* What you are asked to do: Return all of the data exactly, with nothing left out but the pictures.

* Available records:
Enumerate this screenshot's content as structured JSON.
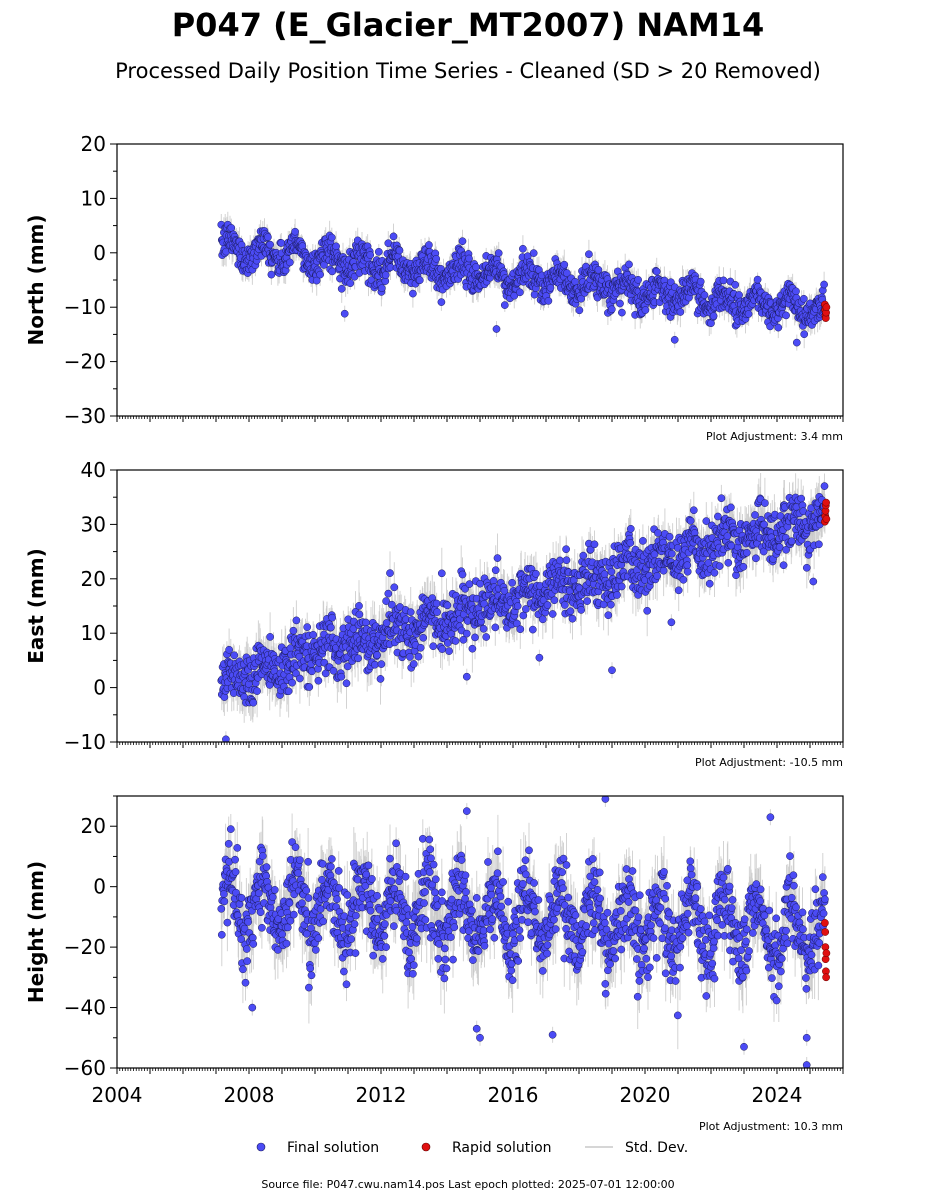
{
  "title": "P047 (E_Glacier_MT2007) NAM14",
  "subtitle": "Processed Daily Position Time Series - Cleaned (SD > 20 Removed)",
  "colors": {
    "final": "#4b4bf5",
    "final_edge": "#1a1a5a",
    "rapid": "#e01010",
    "rapid_edge": "#5a0000",
    "std": "#c8c8c8",
    "trend": "#20204a"
  },
  "legend": [
    {
      "label": "Final solution",
      "marker": "final"
    },
    {
      "label": "Rapid solution",
      "marker": "rapid"
    },
    {
      "label": "Std. Dev.",
      "marker": "std"
    }
  ],
  "footer": "Source file: P047.cwu.nam14.pos  Last epoch plotted: 2025-07-01 12:00:00",
  "chart_data": [
    {
      "type": "scatter",
      "name": "north",
      "ylabel": "North (mm)",
      "ylim": [
        -30,
        20
      ],
      "yticks": [
        20,
        10,
        0,
        -10,
        -20,
        -30
      ],
      "xlim": [
        "2004-01-01",
        "2026-01-01"
      ],
      "x_tick_labels_shown": false,
      "adjustment": "Plot Adjustment: 3.4 mm",
      "series": [
        {
          "name": "Final solution",
          "start": "2007-03-01",
          "end": "2025-06-15",
          "trend_start": 1.0,
          "trend_end": -10.5,
          "annual_amplitude": 1.8,
          "scatter": 1.5,
          "outliers": [
            [
              2010.9,
              -11.2
            ],
            [
              2015.5,
              -14
            ],
            [
              2020.9,
              -16
            ],
            [
              2024.6,
              -16.5
            ],
            [
              2019.3,
              -11
            ]
          ]
        },
        {
          "name": "Rapid solution",
          "start": "2025-06-15",
          "end": "2025-07-01",
          "values": [
            -9.5,
            -10.5,
            -11.5,
            -12.0,
            -11.0,
            -10.0
          ]
        }
      ]
    },
    {
      "type": "scatter",
      "name": "east",
      "ylabel": "East (mm)",
      "ylim": [
        -10,
        40
      ],
      "yticks": [
        40,
        30,
        20,
        10,
        0,
        -10
      ],
      "xlim": [
        "2004-01-01",
        "2026-01-01"
      ],
      "x_tick_labels_shown": false,
      "adjustment": "Plot Adjustment: -10.5 mm",
      "series": [
        {
          "name": "Final solution",
          "start": "2007-03-01",
          "end": "2025-06-15",
          "trend_start": 1.5,
          "trend_end": 31.5,
          "annual_amplitude": 1.5,
          "scatter": 2.6,
          "outliers": [
            [
              2007.3,
              -9.5
            ],
            [
              2014.6,
              2.0
            ],
            [
              2016.8,
              5.5
            ],
            [
              2019.0,
              3.2
            ],
            [
              2020.8,
              12.0
            ],
            [
              2024.2,
              22.5
            ],
            [
              2025.1,
              19.5
            ]
          ]
        },
        {
          "name": "Rapid solution",
          "start": "2025-06-15",
          "end": "2025-07-01",
          "values": [
            30.5,
            31.5,
            32.5,
            33.5,
            34.0,
            31.0
          ]
        }
      ]
    },
    {
      "type": "scatter",
      "name": "height",
      "ylabel": "Height (mm)",
      "ylim": [
        -60,
        30
      ],
      "yticks": [
        20,
        0,
        -20,
        -40,
        -60
      ],
      "xlim": [
        "2004-01-01",
        "2026-01-01"
      ],
      "x_tick_labels": [
        "2004",
        "2008",
        "2012",
        "2016",
        "2020",
        "2024"
      ],
      "adjustment": "Plot Adjustment: 10.3 mm",
      "series": [
        {
          "name": "Final solution",
          "start": "2007-03-01",
          "end": "2025-06-15",
          "trend_start": -5.0,
          "trend_end": -15.0,
          "annual_amplitude": 9.0,
          "scatter": 6.5,
          "outliers": [
            [
              2008.1,
              -40
            ],
            [
              2014.6,
              25
            ],
            [
              2014.9,
              -47
            ],
            [
              2015.0,
              -50
            ],
            [
              2018.8,
              29
            ],
            [
              2023.0,
              -53
            ],
            [
              2023.8,
              23
            ],
            [
              2024.9,
              -59
            ],
            [
              2024.9,
              -50
            ],
            [
              2017.2,
              -49
            ]
          ]
        },
        {
          "name": "Rapid solution",
          "start": "2025-06-15",
          "end": "2025-07-01",
          "values": [
            -12,
            -15,
            -20,
            -24,
            -28,
            -30,
            -22
          ]
        }
      ]
    }
  ]
}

* Answer to this task:
Enumerate this screenshot's content as structured JSON.
{
  "title": "P047 (E_Glacier_MT2007) NAM14",
  "subtitle": "Processed Daily Position Time Series - Cleaned (SD > 20 Removed)",
  "colors": {
    "final": "#4b4bf5",
    "final_edge": "#1a1a5a",
    "rapid": "#e01010",
    "rapid_edge": "#5a0000",
    "std": "#c8c8c8",
    "trend": "#20204a"
  },
  "legend": [
    {
      "label": "Final solution",
      "marker": "final"
    },
    {
      "label": "Rapid solution",
      "marker": "rapid"
    },
    {
      "label": "Std. Dev.",
      "marker": "std"
    }
  ],
  "footer": "Source file: P047.cwu.nam14.pos  Last epoch plotted: 2025-07-01 12:00:00",
  "chart_data": [
    {
      "type": "scatter",
      "name": "north",
      "ylabel": "North (mm)",
      "ylim": [
        -30,
        20
      ],
      "yticks": [
        20,
        10,
        0,
        -10,
        -20,
        -30
      ],
      "xlim": [
        "2004-01-01",
        "2026-01-01"
      ],
      "x_tick_labels_shown": false,
      "adjustment": "Plot Adjustment: 3.4 mm",
      "series": [
        {
          "name": "Final solution",
          "start": "2007-03-01",
          "end": "2025-06-15",
          "trend_start": 1.0,
          "trend_end": -10.5,
          "annual_amplitude": 1.8,
          "scatter": 1.5,
          "outliers": [
            [
              2010.9,
              -11.2
            ],
            [
              2015.5,
              -14
            ],
            [
              2020.9,
              -16
            ],
            [
              2024.6,
              -16.5
            ],
            [
              2019.3,
              -11
            ]
          ]
        },
        {
          "name": "Rapid solution",
          "start": "2025-06-15",
          "end": "2025-07-01",
          "values": [
            -9.5,
            -10.5,
            -11.5,
            -12.0,
            -11.0,
            -10.0
          ]
        }
      ]
    },
    {
      "type": "scatter",
      "name": "east",
      "ylabel": "East (mm)",
      "ylim": [
        -10,
        40
      ],
      "yticks": [
        40,
        30,
        20,
        10,
        0,
        -10
      ],
      "xlim": [
        "2004-01-01",
        "2026-01-01"
      ],
      "x_tick_labels_shown": false,
      "adjustment": "Plot Adjustment: -10.5 mm",
      "series": [
        {
          "name": "Final solution",
          "start": "2007-03-01",
          "end": "2025-06-15",
          "trend_start": 1.5,
          "trend_end": 31.5,
          "annual_amplitude": 1.5,
          "scatter": 2.6,
          "outliers": [
            [
              2007.3,
              -9.5
            ],
            [
              2014.6,
              2.0
            ],
            [
              2016.8,
              5.5
            ],
            [
              2019.0,
              3.2
            ],
            [
              2020.8,
              12.0
            ],
            [
              2024.2,
              22.5
            ],
            [
              2025.1,
              19.5
            ]
          ]
        },
        {
          "name": "Rapid solution",
          "start": "2025-06-15",
          "end": "2025-07-01",
          "values": [
            30.5,
            31.5,
            32.5,
            33.5,
            34.0,
            31.0
          ]
        }
      ]
    },
    {
      "type": "scatter",
      "name": "height",
      "ylabel": "Height (mm)",
      "ylim": [
        -60,
        30
      ],
      "yticks": [
        20,
        0,
        -20,
        -40,
        -60
      ],
      "xlim": [
        "2004-01-01",
        "2026-01-01"
      ],
      "x_tick_labels": [
        "2004",
        "2008",
        "2012",
        "2016",
        "2020",
        "2024"
      ],
      "adjustment": "Plot Adjustment: 10.3 mm",
      "series": [
        {
          "name": "Final solution",
          "start": "2007-03-01",
          "end": "2025-06-15",
          "trend_start": -5.0,
          "trend_end": -15.0,
          "annual_amplitude": 9.0,
          "scatter": 6.5,
          "outliers": [
            [
              2008.1,
              -40
            ],
            [
              2014.6,
              25
            ],
            [
              2014.9,
              -47
            ],
            [
              2015.0,
              -50
            ],
            [
              2018.8,
              29
            ],
            [
              2023.0,
              -53
            ],
            [
              2023.8,
              23
            ],
            [
              2024.9,
              -59
            ],
            [
              2024.9,
              -50
            ],
            [
              2017.2,
              -49
            ]
          ]
        },
        {
          "name": "Rapid solution",
          "start": "2025-06-15",
          "end": "2025-07-01",
          "values": [
            -12,
            -15,
            -20,
            -24,
            -28,
            -30,
            -22
          ]
        }
      ]
    }
  ]
}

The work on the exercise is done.